== STATED PROBLEM ==
Copy all lines of the listing that include the string "Bcosy".
Start of ENTRIES SHOWN
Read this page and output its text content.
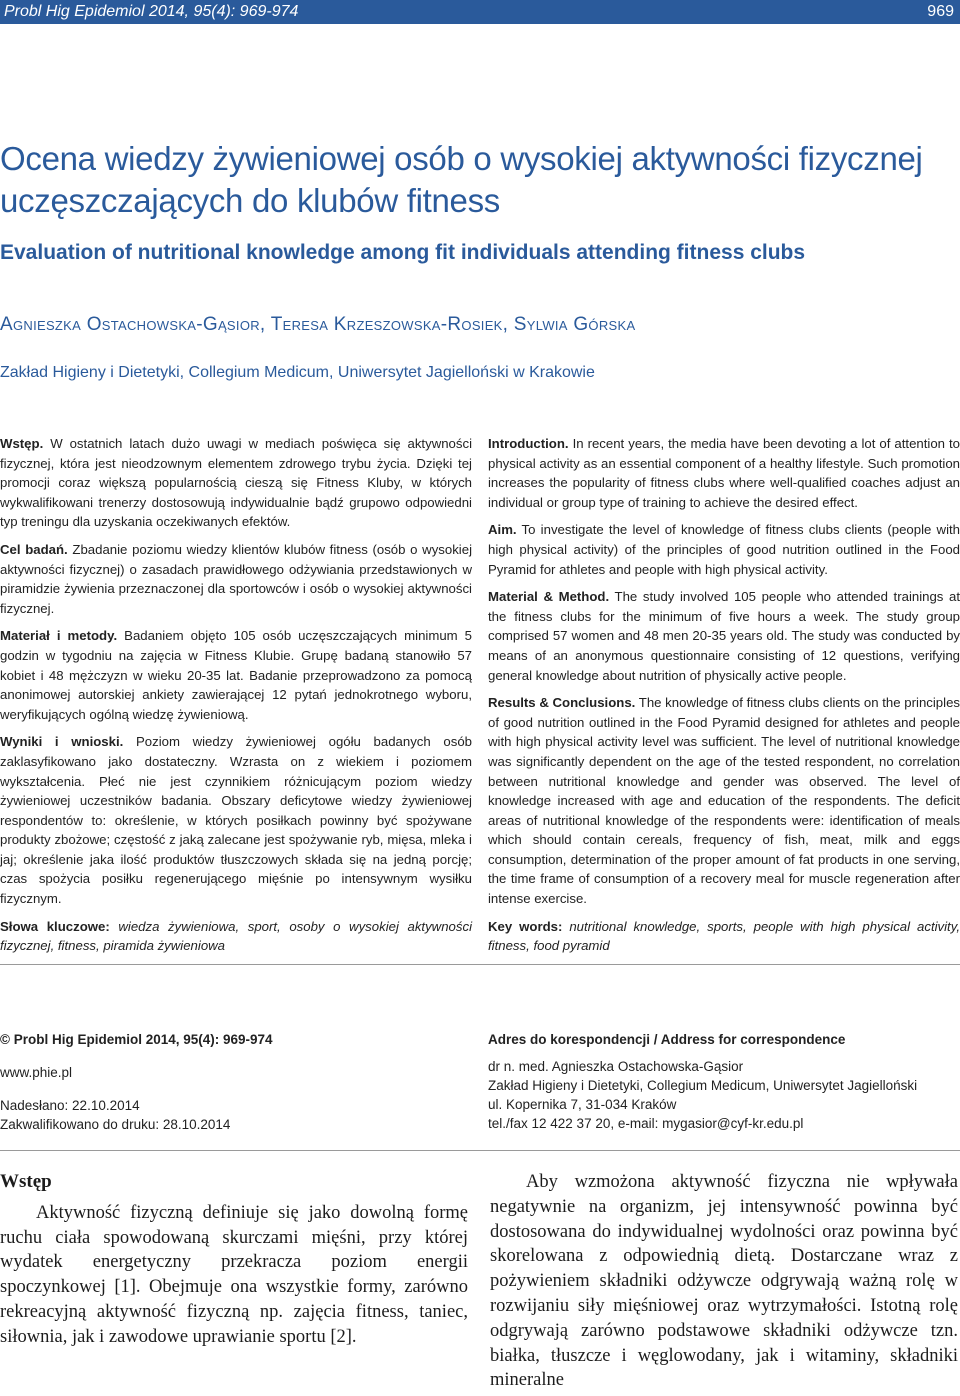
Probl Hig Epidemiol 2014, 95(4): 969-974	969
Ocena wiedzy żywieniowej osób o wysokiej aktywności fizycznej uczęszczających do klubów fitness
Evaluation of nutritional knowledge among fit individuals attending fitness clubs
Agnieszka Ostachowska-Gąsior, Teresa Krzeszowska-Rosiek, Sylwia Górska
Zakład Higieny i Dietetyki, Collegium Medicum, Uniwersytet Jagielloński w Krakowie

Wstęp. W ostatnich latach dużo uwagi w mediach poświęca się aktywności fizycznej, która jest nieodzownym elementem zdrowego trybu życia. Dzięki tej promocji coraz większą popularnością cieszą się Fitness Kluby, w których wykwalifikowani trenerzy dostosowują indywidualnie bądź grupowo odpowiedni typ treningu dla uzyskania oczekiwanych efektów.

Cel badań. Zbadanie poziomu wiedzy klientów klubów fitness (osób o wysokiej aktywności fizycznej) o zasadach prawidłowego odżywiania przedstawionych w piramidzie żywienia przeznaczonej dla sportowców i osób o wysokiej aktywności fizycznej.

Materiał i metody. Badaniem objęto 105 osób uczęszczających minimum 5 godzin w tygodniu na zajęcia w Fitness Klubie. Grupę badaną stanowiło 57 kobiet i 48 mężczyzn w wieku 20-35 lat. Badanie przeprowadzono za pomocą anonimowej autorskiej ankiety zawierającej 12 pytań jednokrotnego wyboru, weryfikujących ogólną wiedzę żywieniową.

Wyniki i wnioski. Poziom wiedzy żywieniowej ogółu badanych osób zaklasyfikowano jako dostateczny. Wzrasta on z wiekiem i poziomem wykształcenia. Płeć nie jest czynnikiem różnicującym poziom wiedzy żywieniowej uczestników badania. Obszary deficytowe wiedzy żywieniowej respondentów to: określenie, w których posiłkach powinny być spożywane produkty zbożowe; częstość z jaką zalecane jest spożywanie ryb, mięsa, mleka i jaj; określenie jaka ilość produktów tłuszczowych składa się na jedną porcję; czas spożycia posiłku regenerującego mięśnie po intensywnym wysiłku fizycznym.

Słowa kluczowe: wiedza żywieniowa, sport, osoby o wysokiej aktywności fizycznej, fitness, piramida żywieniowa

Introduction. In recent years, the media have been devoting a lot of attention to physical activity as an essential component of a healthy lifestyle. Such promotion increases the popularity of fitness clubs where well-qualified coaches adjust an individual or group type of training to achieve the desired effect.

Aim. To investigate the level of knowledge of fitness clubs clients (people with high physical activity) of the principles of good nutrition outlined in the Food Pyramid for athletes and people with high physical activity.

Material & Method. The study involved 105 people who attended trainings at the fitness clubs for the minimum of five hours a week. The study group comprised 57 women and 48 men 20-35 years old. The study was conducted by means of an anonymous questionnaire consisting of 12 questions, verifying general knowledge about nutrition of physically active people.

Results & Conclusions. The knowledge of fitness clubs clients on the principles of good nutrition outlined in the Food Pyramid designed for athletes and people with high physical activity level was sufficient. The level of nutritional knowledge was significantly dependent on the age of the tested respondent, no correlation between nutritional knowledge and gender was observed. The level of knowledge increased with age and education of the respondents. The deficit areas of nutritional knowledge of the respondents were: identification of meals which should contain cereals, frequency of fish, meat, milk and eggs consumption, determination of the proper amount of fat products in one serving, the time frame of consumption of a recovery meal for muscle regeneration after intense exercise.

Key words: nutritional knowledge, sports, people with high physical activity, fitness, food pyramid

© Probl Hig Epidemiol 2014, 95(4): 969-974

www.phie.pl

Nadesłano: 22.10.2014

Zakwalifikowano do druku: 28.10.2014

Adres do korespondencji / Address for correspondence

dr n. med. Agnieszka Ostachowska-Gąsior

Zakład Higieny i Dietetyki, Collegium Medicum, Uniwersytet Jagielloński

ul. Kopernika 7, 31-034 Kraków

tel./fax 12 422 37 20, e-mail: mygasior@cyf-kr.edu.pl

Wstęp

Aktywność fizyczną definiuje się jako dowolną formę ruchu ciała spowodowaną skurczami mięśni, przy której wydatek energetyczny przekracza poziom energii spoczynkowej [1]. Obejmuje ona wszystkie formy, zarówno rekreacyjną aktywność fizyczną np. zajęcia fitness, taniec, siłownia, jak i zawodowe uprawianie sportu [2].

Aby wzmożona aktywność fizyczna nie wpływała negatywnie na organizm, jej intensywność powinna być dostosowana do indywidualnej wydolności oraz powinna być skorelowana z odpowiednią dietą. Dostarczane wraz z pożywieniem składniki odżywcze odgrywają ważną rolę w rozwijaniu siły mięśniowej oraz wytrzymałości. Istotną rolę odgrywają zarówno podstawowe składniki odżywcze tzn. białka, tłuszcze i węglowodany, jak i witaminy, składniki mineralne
End of ENTRIES SHOWN
Start of ENTRIES SHOWN
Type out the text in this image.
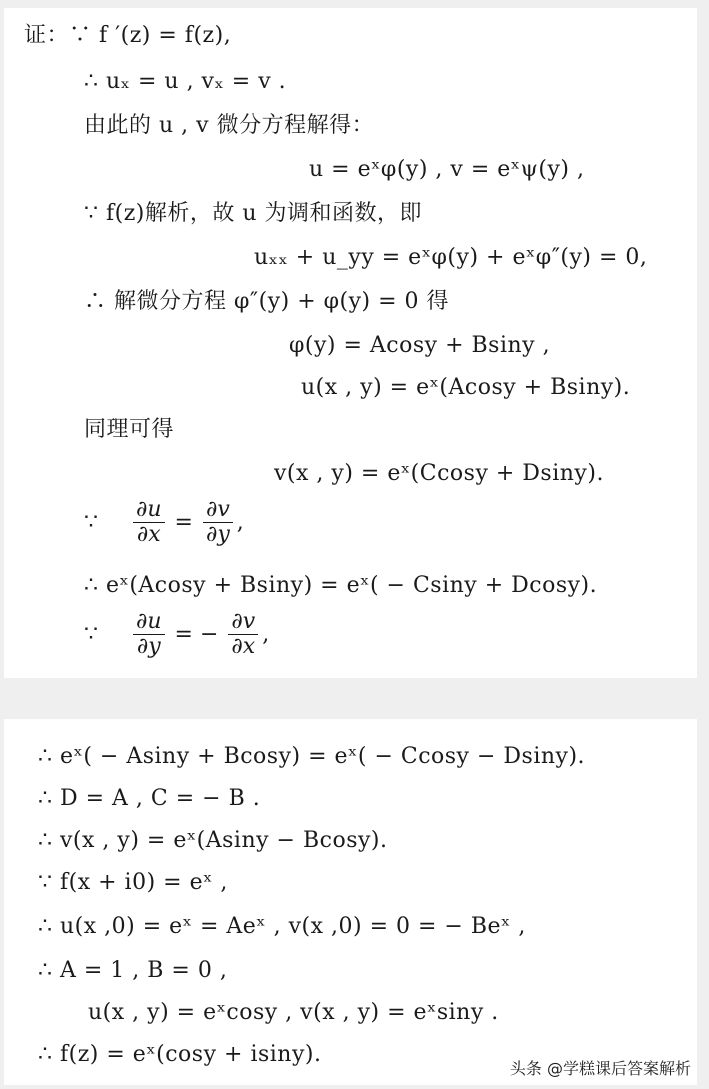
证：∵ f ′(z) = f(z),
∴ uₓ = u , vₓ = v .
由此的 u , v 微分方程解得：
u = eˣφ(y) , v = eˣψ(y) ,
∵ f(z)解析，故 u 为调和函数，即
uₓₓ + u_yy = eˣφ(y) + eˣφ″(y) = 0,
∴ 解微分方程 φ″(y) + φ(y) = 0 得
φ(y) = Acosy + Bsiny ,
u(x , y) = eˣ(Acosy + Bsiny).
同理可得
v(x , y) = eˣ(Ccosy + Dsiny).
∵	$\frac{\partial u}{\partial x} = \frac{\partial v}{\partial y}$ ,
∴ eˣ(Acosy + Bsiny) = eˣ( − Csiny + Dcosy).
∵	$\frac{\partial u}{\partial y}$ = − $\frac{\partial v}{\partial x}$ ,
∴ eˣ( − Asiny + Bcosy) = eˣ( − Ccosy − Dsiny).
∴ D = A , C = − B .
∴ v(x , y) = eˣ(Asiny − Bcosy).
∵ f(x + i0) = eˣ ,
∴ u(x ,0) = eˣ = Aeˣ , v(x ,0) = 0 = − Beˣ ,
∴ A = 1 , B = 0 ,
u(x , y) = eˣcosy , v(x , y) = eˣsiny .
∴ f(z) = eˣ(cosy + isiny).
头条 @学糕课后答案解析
End of ENTRIES SHOWN
== FINAL RESULT ==
∴ eˣ( − Asiny + Bcosy) = eˣ( − Ccosy − Dsiny).
∴ v(x , y) = eˣ(Asiny − Bcosy).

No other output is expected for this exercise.